**STATED TASK**: List all lines of the data containing the word "Opacity".
╭─ INPUT MATERIAL
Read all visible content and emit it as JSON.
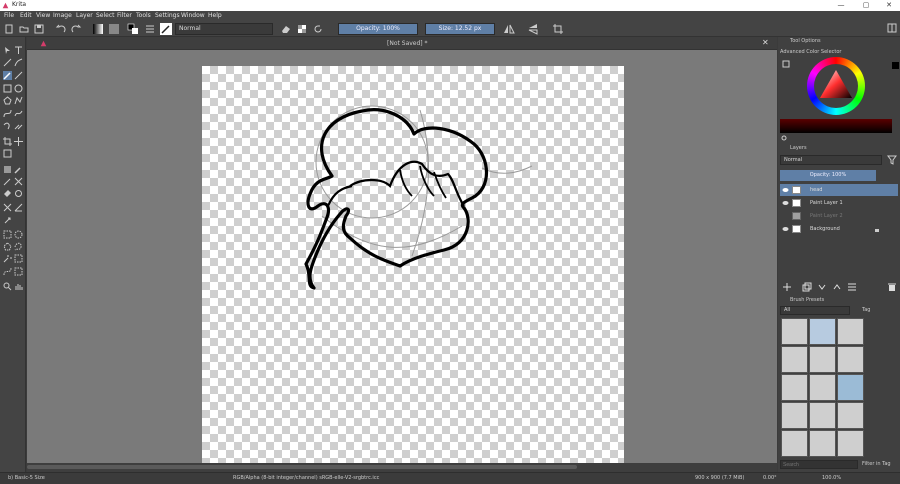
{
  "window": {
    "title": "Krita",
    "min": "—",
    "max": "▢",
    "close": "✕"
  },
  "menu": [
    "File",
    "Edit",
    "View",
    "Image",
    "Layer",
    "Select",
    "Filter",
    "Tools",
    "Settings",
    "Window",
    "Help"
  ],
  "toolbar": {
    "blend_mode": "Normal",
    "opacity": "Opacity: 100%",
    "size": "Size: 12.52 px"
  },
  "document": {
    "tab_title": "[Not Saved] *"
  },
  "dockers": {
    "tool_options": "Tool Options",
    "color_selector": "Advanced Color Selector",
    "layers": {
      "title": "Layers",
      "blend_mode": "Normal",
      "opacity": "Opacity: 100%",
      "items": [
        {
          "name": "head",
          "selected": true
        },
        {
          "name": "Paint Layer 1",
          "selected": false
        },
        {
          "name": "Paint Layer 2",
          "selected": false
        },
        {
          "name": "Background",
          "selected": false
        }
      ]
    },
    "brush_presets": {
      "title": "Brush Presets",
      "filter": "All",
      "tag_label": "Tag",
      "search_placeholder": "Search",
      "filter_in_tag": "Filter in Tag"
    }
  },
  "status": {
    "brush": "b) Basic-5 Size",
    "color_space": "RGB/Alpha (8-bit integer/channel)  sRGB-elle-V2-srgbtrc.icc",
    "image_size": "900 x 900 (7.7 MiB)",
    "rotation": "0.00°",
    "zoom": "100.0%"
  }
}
╰─
╭─ INPUT MATERIAL
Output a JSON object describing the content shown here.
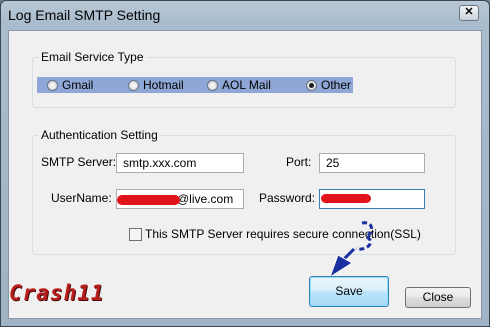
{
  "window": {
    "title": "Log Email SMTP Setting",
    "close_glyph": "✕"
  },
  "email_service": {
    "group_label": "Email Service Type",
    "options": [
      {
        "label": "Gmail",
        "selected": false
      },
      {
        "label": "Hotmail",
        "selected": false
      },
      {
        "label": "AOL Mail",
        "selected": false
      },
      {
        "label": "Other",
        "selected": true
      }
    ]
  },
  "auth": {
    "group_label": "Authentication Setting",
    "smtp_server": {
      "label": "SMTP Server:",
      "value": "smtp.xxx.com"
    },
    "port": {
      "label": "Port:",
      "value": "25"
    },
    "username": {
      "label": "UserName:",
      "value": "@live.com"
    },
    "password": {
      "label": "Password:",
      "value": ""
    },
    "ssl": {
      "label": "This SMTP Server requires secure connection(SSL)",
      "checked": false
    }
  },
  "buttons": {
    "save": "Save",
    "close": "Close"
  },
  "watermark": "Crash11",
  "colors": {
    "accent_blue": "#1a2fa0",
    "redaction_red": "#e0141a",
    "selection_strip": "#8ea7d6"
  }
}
╰─
**FINISHED ANSWER**:
    "opacity": "Opacity: 100%",
      "opacity": "Opacity: 100%",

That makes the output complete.